## Passage shown
──────────
# generac 12000 watt issues



## firstcycle (Aug 22, 2016)

I tried to use my generator to power a travel trailer and it tripped my breaker on the 20 amp..so I moved it to the 30 amp and just turned the a/c on the trailer only and still would not run it.... Took it back home had a guy help me look at it and he said it was running to slow..hertz was about 52-55. Increased the toms and got hertz to 61.. Is this the fix or is there more to it?


----------



## aandpdan (Oct 8, 2012)

If the frequency is low speeding up the engine will increase it so that is the fix.

I'd still check the output voltage though.


----------



## firstcycle (Aug 22, 2016)

We checked the volts was around 80 I think. Now it's 110... It was tripping the gfi breakers and not running the trailer .... Will it now run the trailer or whatever I need? Just curious how would I check it... All for 20 amp 3 prong outlets are reading 110volts. And the 30 amp 4 prong is reading 110 on two prongs..


----------



## firstcycle (Aug 22, 2016)

Anyone else with any advice ?


----------



## motormonkey (Jul 10, 2016)

"It's tripping GFCI breakers"
"Using a three prong outlet."

Sounds like it could be a missing neutral or a neutral/ground bonding issue.


----------



## firstcycle (Aug 22, 2016)

So would the speeding up of the generator make it produce more volts and generate power .... I plugged it to a fan and some floresent lights and didn't power them either...haven't tried it after the speeding up of the rpms....how do I know if that's the fix?


----------



## aandpdan (Oct 8, 2012)

Put a meter on it and measure the output voltage and frequency. A Kil-O-Watt meter works great for this.


----------
──────────
## Data provided
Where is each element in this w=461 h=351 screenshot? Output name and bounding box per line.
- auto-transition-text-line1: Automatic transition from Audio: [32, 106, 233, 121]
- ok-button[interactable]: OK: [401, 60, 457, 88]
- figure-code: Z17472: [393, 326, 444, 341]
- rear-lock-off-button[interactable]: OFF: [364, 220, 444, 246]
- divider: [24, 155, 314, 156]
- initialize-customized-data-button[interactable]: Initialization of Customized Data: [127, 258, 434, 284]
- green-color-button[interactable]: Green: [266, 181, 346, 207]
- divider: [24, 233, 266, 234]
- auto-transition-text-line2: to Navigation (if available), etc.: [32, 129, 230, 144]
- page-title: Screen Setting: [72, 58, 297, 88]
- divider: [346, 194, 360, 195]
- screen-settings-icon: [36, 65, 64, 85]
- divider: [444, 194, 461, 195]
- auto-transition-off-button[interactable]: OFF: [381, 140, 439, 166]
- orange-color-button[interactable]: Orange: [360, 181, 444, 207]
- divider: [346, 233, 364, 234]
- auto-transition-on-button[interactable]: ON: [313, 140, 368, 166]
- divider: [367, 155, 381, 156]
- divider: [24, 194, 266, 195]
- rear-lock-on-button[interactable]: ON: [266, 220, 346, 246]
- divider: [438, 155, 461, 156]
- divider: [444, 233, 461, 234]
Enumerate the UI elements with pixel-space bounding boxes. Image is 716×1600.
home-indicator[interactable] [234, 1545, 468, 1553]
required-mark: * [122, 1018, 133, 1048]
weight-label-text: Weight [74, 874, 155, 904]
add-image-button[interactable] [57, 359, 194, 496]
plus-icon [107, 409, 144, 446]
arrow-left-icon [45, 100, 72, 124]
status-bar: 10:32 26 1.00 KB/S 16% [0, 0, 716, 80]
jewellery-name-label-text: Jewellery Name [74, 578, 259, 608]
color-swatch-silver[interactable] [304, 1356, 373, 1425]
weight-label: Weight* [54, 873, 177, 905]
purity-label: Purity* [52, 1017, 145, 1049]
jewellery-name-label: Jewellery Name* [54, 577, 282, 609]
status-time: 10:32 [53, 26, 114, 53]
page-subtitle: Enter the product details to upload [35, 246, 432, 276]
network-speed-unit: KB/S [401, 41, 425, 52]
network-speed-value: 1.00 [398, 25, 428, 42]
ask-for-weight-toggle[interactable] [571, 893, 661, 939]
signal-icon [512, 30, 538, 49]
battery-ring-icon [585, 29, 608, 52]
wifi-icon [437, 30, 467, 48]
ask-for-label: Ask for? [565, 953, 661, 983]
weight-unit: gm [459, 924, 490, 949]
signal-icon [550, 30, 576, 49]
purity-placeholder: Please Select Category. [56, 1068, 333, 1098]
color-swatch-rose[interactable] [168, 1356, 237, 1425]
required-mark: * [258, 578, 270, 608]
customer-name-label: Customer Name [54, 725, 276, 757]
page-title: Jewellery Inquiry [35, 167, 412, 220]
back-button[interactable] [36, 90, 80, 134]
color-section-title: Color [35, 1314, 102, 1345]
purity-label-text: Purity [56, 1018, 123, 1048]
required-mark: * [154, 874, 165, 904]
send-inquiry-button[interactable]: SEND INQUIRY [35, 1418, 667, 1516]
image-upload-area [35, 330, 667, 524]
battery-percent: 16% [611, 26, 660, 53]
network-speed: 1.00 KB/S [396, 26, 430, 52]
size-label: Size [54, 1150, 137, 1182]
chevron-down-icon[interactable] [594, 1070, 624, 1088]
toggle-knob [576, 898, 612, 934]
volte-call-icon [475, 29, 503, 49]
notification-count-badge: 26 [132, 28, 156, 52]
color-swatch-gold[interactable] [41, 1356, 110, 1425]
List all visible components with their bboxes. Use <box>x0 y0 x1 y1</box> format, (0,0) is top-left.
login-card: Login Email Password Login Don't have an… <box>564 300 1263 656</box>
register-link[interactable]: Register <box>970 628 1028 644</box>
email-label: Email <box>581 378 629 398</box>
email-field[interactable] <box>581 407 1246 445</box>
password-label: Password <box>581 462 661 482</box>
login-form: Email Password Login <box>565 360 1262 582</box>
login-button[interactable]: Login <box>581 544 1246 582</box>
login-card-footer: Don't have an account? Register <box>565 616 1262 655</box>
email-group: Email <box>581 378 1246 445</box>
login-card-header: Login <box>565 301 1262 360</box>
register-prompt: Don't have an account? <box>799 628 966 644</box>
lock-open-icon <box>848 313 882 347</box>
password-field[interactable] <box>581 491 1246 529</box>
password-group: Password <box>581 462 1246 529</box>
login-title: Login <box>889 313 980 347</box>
──────────
## Goal of the exercise
Reproduce the stretch of the generator thread above that begins with the words containing "So would the" and ends with "that's the fix?".

## Worked answer
So would the speeding up of the generator make it produce more volts and generate power .... I plugged it to a fan and some floresent lights and didn't power them either...haven't tried it after the speeding up of the rpms....how do I know if that's the fix?